Each entry that follows is to be retyped exactly. Pictures do not belong in the copy.
[start Provided records]
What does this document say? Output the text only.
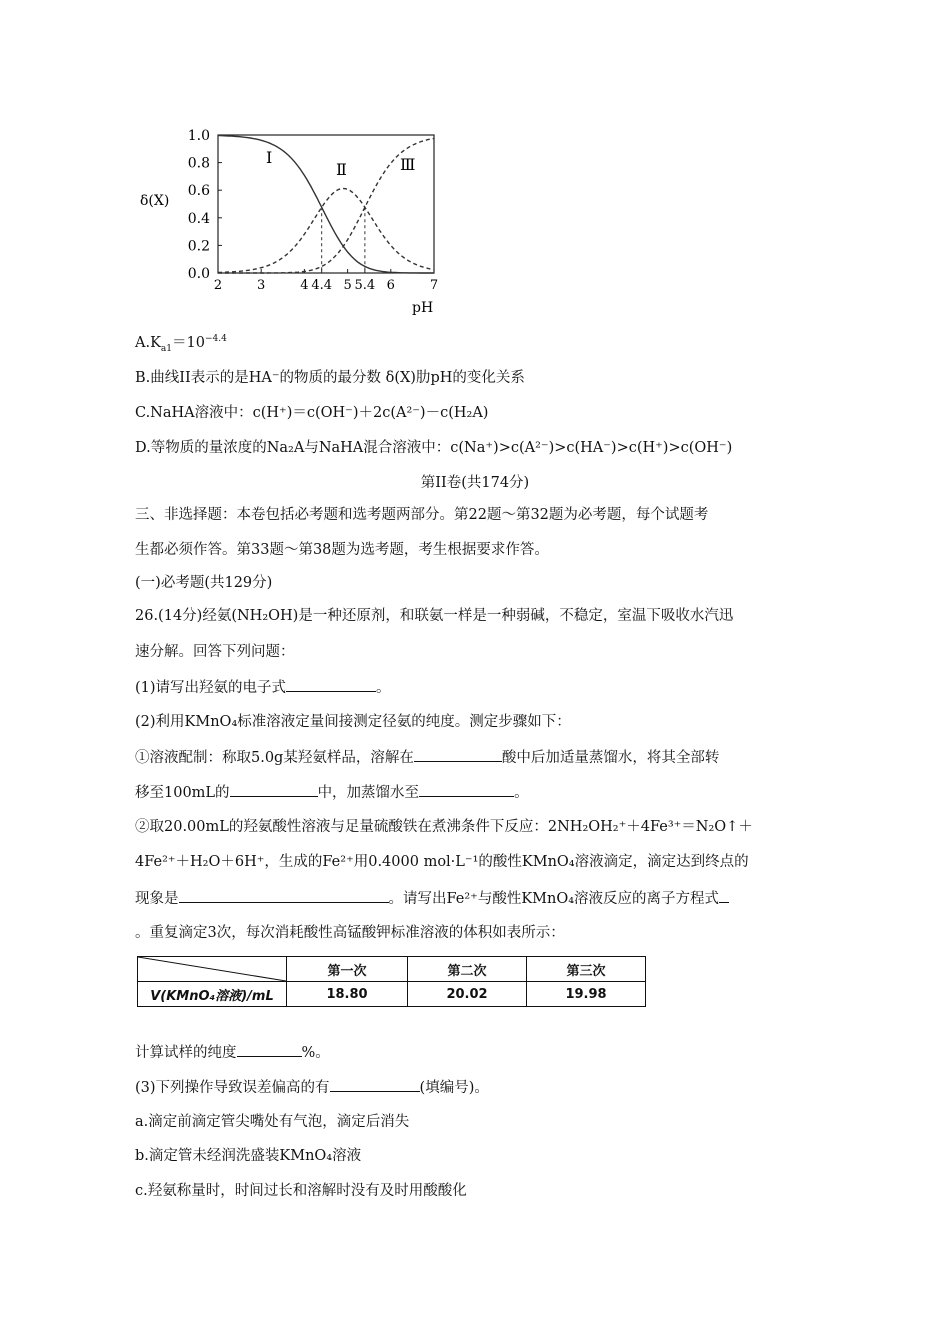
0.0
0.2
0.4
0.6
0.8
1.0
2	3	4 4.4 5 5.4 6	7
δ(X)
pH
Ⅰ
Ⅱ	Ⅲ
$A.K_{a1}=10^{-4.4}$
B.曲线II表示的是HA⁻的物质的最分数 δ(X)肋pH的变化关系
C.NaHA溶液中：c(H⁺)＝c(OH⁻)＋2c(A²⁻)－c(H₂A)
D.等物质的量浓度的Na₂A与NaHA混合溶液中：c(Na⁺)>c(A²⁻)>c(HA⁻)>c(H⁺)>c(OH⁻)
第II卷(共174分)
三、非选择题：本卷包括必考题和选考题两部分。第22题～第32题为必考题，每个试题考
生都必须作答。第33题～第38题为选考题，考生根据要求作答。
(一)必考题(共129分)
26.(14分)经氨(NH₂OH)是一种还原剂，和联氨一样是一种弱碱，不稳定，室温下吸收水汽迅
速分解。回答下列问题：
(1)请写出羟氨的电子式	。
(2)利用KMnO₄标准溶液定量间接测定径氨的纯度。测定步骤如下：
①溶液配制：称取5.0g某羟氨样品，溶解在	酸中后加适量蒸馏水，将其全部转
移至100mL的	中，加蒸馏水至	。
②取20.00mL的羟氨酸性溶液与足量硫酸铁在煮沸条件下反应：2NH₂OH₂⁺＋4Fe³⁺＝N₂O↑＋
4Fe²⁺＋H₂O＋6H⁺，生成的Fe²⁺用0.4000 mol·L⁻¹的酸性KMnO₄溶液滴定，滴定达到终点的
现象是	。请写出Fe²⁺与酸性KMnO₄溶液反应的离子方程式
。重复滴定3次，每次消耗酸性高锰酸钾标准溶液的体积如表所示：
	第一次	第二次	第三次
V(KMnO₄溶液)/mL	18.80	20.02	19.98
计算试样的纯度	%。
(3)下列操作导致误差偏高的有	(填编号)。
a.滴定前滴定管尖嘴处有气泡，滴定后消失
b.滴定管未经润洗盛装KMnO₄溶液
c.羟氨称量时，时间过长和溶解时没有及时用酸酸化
[end Provided records]
Full output:
What does this document say? Output the text only.
0.0
0.2
0.4
0.6
0.8
1.0
2	3	4 4.4 5 5.4 6	7
δ(X)
pH
Ⅰ
Ⅱ	Ⅲ
$A.K_{a1}=10^{-4.4}$
B.曲线II表示的是HA⁻的物质的最分数 δ(X)肋pH的变化关系
C.NaHA溶液中：c(H⁺)＝c(OH⁻)＋2c(A²⁻)－c(H₂A)
D.等物质的量浓度的Na₂A与NaHA混合溶液中：c(Na⁺)>c(A²⁻)>c(HA⁻)>c(H⁺)>c(OH⁻)
第II卷(共174分)
三、非选择题：本卷包括必考题和选考题两部分。第22题～第32题为必考题，每个试题考
生都必须作答。第33题～第38题为选考题，考生根据要求作答。
(一)必考题(共129分)
26.(14分)经氨(NH₂OH)是一种还原剂，和联氨一样是一种弱碱，不稳定，室温下吸收水汽迅
速分解。回答下列问题：
(1)请写出羟氨的电子式	。
(2)利用KMnO₄标准溶液定量间接测定径氨的纯度。测定步骤如下：
①溶液配制：称取5.0g某羟氨样品，溶解在	酸中后加适量蒸馏水，将其全部转
移至100mL的	中，加蒸馏水至	。
②取20.00mL的羟氨酸性溶液与足量硫酸铁在煮沸条件下反应：2NH₂OH₂⁺＋4Fe³⁺＝N₂O↑＋
4Fe²⁺＋H₂O＋6H⁺，生成的Fe²⁺用0.4000 mol·L⁻¹的酸性KMnO₄溶液滴定，滴定达到终点的
现象是	。请写出Fe²⁺与酸性KMnO₄溶液反应的离子方程式
。重复滴定3次，每次消耗酸性高锰酸钾标准溶液的体积如表所示：
	第一次	第二次	第三次
V(KMnO₄溶液)/mL	18.80	20.02	19.98
计算试样的纯度	%。
(3)下列操作导致误差偏高的有	(填编号)。
a.滴定前滴定管尖嘴处有气泡，滴定后消失
b.滴定管未经润洗盛装KMnO₄溶液
c.羟氨称量时，时间过长和溶解时没有及时用酸酸化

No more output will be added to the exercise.